» **Work to do**: Check each line of the data for "this" and select those that have it.

[Recorded data]
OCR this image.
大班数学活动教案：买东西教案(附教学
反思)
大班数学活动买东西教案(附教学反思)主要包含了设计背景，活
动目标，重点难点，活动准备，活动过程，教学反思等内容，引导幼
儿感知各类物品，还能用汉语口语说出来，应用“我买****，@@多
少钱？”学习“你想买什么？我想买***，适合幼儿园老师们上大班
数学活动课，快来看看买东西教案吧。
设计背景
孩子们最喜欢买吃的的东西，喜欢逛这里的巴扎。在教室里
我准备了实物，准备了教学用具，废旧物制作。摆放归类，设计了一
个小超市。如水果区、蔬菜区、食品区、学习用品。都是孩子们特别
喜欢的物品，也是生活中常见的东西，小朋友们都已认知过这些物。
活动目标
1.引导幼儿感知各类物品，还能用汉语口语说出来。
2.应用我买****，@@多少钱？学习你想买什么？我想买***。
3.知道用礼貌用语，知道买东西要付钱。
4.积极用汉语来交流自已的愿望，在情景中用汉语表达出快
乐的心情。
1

* * *

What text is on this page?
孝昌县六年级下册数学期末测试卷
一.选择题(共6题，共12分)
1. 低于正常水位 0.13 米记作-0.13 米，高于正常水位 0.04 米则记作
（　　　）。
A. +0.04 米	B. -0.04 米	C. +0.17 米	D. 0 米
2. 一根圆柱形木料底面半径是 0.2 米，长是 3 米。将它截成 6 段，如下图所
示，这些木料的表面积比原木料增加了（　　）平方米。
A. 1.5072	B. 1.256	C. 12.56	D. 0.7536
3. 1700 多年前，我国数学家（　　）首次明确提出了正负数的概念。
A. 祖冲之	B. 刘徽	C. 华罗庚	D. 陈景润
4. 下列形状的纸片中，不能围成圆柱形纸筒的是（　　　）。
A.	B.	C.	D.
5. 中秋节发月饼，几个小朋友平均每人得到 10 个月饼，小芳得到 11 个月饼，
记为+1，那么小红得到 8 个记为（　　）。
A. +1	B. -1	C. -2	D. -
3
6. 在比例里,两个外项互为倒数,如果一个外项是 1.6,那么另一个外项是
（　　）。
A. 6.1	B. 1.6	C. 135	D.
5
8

» **Output below**:
OCR this image.
What text is on this page?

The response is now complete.